Start

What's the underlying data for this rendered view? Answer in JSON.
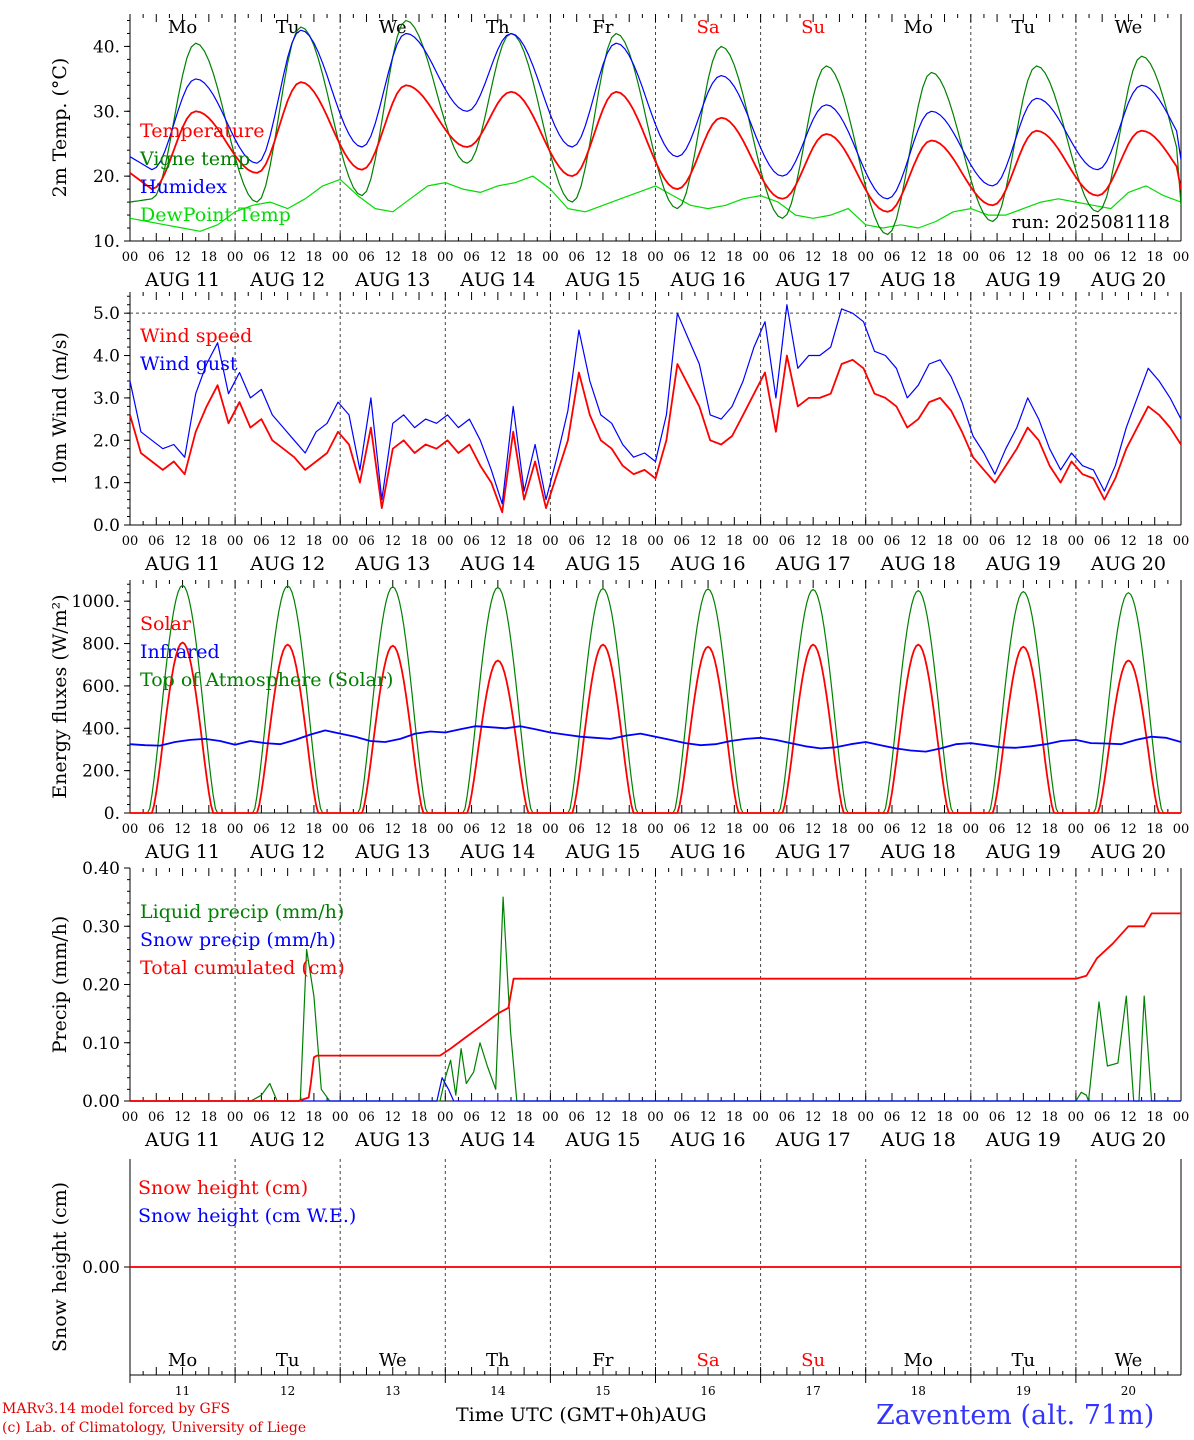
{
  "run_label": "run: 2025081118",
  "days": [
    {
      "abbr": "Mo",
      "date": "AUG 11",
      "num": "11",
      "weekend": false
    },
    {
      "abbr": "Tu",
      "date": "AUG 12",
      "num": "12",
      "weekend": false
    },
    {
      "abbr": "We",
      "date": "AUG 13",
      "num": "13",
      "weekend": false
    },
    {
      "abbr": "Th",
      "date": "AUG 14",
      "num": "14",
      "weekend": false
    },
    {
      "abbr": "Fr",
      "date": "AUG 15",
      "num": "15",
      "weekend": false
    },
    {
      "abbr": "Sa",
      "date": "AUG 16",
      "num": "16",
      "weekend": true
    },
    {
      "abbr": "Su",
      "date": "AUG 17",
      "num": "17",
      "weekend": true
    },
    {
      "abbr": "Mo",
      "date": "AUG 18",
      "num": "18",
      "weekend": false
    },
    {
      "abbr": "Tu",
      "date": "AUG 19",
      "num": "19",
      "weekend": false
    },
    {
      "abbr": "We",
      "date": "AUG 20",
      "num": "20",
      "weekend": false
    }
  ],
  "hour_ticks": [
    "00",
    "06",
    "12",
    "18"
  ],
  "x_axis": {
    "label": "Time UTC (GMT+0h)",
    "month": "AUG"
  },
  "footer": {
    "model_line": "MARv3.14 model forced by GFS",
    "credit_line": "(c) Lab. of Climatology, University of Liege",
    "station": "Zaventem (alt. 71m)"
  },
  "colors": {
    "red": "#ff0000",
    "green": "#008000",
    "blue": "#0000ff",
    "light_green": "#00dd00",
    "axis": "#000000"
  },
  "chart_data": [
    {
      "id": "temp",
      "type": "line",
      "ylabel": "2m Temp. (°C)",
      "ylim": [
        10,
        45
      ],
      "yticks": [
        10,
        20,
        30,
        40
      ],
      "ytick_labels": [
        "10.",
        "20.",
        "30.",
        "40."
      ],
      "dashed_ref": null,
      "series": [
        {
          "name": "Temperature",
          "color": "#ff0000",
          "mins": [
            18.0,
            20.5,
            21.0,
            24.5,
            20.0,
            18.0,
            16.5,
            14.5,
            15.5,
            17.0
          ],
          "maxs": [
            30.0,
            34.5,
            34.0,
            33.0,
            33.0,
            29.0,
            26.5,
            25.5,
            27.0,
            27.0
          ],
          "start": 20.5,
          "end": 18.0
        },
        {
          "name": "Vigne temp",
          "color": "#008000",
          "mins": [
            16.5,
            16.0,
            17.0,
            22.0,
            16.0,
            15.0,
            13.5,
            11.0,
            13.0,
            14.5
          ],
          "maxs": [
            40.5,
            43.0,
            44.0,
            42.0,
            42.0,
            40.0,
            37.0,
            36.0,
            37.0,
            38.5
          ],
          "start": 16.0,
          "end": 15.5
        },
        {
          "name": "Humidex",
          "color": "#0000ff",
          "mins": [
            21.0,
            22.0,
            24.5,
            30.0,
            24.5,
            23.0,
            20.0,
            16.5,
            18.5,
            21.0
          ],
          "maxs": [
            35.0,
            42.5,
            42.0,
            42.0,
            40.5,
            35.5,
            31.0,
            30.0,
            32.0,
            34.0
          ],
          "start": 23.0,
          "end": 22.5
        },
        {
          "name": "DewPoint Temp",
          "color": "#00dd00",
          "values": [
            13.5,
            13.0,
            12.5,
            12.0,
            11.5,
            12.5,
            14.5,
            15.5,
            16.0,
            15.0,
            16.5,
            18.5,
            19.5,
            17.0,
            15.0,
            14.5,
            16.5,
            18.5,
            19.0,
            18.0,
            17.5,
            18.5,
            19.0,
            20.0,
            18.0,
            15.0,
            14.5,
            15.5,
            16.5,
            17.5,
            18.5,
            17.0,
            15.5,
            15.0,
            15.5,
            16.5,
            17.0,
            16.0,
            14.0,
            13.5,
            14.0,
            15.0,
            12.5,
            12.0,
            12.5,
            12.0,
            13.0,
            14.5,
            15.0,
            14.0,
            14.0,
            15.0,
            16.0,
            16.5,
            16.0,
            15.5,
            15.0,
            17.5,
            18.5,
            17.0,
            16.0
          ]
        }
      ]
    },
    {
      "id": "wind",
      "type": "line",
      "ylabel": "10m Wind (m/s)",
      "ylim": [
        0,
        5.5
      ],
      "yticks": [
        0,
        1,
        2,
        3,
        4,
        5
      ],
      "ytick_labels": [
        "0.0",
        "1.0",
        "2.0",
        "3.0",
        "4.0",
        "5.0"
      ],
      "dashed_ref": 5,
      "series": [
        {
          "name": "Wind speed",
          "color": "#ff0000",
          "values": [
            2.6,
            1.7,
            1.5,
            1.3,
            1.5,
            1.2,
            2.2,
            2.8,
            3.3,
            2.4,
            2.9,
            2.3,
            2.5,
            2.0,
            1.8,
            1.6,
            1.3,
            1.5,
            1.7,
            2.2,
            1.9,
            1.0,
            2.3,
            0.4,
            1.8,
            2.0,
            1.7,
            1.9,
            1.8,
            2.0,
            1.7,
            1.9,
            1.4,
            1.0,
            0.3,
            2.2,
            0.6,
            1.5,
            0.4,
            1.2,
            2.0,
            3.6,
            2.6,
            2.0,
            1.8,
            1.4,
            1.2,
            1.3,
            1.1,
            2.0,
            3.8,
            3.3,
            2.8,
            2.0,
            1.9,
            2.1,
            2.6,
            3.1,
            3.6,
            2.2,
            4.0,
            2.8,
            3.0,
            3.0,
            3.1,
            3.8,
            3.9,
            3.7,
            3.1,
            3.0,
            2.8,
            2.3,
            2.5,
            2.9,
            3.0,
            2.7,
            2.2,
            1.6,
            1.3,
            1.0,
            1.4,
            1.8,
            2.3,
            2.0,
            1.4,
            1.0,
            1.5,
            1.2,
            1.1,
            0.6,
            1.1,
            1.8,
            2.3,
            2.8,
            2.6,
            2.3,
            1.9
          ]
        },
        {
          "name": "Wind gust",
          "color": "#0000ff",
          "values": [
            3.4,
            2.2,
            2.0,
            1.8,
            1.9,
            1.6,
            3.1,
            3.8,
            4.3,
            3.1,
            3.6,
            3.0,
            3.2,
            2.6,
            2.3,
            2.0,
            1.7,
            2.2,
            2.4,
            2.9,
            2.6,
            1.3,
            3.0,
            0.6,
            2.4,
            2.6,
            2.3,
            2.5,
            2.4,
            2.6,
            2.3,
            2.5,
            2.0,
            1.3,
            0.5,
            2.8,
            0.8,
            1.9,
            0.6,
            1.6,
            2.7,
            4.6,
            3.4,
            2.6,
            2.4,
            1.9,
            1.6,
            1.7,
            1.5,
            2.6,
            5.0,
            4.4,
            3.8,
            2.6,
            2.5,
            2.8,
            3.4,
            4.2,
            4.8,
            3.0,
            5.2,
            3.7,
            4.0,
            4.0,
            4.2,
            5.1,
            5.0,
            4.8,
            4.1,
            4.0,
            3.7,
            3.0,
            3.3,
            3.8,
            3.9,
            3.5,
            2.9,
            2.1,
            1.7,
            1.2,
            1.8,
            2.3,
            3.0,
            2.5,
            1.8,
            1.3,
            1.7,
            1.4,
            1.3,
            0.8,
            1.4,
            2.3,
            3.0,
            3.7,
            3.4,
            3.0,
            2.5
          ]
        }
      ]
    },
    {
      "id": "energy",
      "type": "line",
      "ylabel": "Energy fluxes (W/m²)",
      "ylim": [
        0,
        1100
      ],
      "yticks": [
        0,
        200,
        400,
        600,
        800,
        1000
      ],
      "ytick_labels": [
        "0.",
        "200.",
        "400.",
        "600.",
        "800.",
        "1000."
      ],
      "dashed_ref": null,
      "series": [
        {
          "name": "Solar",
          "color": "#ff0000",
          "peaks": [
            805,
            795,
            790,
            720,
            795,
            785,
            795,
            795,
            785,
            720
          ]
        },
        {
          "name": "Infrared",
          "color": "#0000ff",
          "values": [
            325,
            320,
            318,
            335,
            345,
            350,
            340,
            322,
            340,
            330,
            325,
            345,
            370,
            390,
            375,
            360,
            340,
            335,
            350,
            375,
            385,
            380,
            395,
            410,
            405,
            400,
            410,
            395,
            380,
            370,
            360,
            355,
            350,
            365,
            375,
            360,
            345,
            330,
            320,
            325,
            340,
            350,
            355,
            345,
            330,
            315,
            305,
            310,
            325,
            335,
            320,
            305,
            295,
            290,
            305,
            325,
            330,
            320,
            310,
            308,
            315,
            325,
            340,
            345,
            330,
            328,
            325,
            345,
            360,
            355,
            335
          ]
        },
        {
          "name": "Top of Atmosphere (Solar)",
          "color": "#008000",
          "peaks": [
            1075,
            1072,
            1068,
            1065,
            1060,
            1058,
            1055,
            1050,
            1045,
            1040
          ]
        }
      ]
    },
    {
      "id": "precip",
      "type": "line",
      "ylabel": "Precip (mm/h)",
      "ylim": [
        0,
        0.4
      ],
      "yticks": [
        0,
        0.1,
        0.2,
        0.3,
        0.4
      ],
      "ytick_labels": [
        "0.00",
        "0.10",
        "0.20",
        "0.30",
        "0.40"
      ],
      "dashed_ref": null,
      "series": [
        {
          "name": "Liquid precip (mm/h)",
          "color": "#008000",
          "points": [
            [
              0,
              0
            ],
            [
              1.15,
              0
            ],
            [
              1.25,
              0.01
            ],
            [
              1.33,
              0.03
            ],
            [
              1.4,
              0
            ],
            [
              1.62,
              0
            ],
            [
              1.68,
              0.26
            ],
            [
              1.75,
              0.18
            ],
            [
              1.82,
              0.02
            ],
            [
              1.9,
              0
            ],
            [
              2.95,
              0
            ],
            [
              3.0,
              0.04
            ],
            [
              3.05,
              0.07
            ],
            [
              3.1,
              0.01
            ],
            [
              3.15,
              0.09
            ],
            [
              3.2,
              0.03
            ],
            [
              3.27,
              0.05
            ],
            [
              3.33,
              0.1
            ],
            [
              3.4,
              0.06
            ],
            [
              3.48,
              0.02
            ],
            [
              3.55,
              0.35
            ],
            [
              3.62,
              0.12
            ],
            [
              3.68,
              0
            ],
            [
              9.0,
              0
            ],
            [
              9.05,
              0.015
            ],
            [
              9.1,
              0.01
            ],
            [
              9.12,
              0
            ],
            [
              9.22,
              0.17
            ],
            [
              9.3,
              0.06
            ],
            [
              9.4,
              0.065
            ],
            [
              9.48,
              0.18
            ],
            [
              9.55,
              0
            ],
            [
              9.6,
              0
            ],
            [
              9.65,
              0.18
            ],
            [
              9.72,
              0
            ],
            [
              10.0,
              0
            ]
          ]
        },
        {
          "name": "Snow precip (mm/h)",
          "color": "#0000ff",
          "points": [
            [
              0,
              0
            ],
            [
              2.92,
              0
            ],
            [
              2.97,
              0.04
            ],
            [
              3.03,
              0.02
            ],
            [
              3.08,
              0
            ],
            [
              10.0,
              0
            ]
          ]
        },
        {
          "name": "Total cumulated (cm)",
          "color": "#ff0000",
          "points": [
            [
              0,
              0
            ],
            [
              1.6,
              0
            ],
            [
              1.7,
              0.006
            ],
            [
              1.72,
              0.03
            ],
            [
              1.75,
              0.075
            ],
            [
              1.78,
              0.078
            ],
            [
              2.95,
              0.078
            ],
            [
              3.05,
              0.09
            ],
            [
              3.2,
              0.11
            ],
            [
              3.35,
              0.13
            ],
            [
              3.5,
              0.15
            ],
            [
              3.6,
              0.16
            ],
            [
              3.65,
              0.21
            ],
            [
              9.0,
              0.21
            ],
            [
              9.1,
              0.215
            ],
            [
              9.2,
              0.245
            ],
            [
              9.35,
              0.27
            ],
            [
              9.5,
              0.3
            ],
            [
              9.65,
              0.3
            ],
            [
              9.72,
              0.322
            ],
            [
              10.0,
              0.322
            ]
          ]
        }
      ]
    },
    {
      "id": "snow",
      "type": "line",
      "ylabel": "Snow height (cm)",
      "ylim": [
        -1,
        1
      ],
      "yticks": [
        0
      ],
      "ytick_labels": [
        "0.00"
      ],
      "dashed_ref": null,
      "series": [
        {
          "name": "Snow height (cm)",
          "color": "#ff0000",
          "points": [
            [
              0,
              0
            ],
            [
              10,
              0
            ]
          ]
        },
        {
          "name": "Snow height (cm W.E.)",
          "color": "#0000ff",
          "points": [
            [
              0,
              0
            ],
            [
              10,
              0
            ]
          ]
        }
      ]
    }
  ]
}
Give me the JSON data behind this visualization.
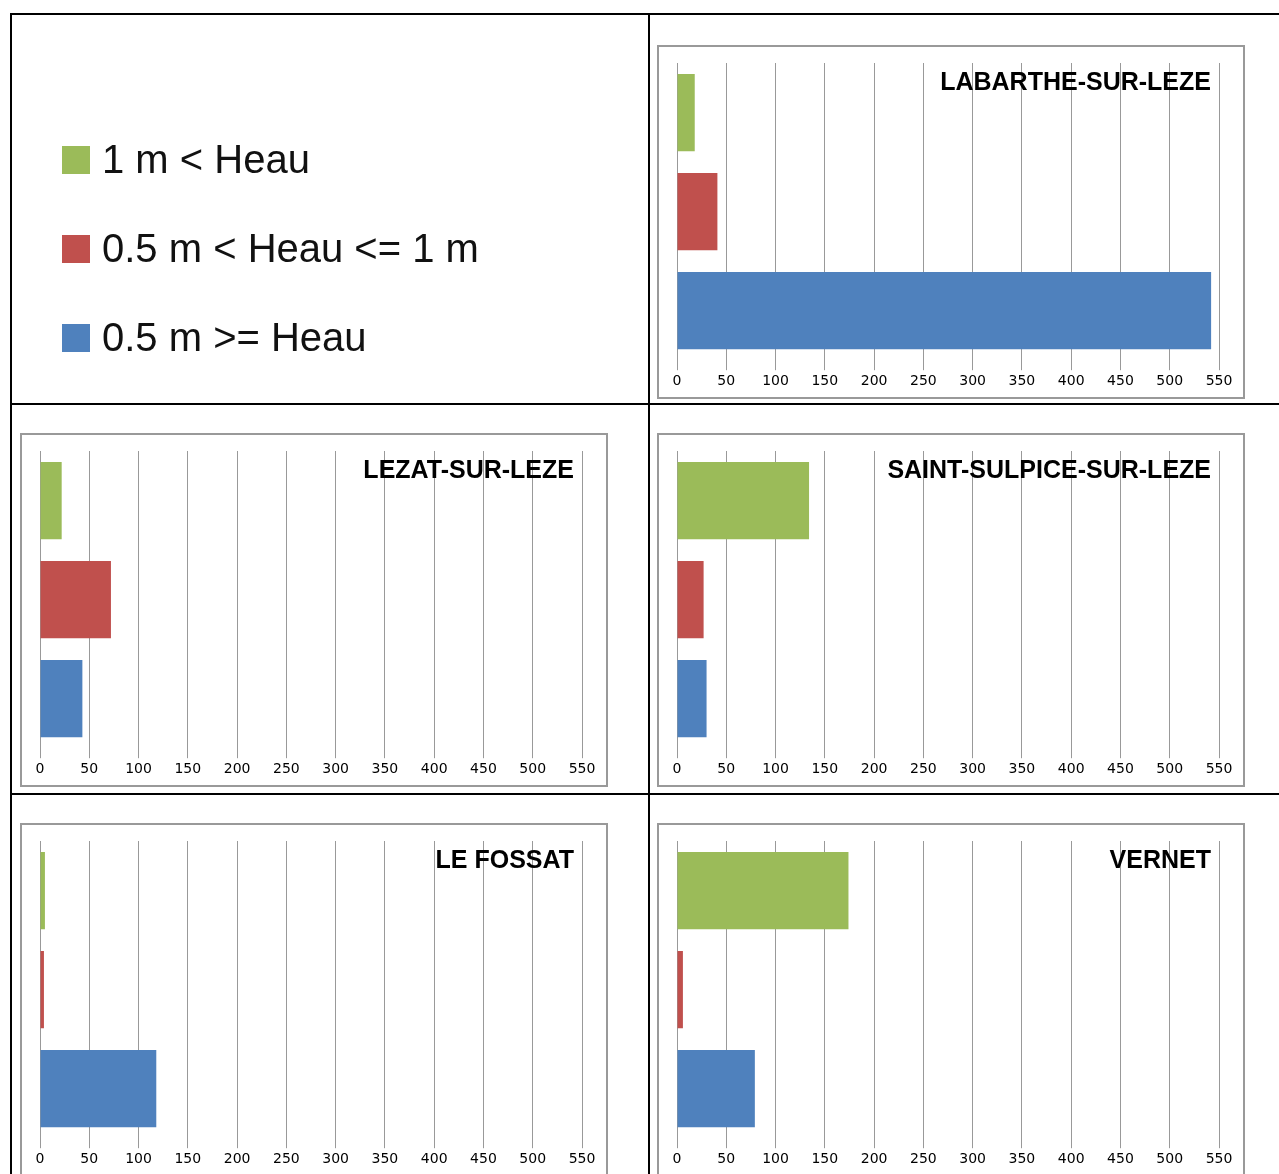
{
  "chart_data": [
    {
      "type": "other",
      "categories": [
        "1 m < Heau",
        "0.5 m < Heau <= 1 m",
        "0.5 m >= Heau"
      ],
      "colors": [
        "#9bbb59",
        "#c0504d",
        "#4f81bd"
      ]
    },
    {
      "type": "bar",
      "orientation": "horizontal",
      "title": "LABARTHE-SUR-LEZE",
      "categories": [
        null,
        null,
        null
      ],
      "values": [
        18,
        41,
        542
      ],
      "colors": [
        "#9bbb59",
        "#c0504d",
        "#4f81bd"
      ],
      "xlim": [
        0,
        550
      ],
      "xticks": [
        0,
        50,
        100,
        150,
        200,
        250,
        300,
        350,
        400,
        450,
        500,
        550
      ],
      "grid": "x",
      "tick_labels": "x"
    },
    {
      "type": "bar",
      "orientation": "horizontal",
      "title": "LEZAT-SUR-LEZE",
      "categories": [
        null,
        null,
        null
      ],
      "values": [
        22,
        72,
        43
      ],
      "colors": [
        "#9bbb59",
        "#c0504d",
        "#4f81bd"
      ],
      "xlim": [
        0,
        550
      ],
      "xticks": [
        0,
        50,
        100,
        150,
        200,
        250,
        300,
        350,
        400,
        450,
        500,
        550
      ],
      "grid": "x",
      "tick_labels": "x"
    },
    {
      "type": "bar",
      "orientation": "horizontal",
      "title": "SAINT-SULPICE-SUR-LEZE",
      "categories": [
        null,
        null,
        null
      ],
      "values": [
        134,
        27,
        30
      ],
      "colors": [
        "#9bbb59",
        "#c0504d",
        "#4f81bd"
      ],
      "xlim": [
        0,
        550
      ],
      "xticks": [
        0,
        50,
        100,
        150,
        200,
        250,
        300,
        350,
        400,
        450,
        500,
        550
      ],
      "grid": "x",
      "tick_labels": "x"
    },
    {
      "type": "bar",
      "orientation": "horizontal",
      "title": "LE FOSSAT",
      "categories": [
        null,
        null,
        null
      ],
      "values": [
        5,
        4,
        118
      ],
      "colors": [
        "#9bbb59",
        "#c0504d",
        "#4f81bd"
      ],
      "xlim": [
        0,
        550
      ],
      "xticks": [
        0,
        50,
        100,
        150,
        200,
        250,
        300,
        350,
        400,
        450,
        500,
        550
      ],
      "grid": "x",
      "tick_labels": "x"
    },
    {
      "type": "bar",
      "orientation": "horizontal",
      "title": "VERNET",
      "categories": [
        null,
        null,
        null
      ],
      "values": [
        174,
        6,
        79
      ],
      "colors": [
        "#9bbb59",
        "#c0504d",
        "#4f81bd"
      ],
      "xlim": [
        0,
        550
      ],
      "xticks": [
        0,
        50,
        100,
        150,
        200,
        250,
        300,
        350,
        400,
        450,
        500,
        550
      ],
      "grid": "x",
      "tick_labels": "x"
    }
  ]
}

End

TO BE DONE
Find every line above that contains the word "JSON", and return each one.

RESULT OF THE TASK
What's the underlying data for this rendered view? Answer in JSON.
Give me the JSON data behind this visualization.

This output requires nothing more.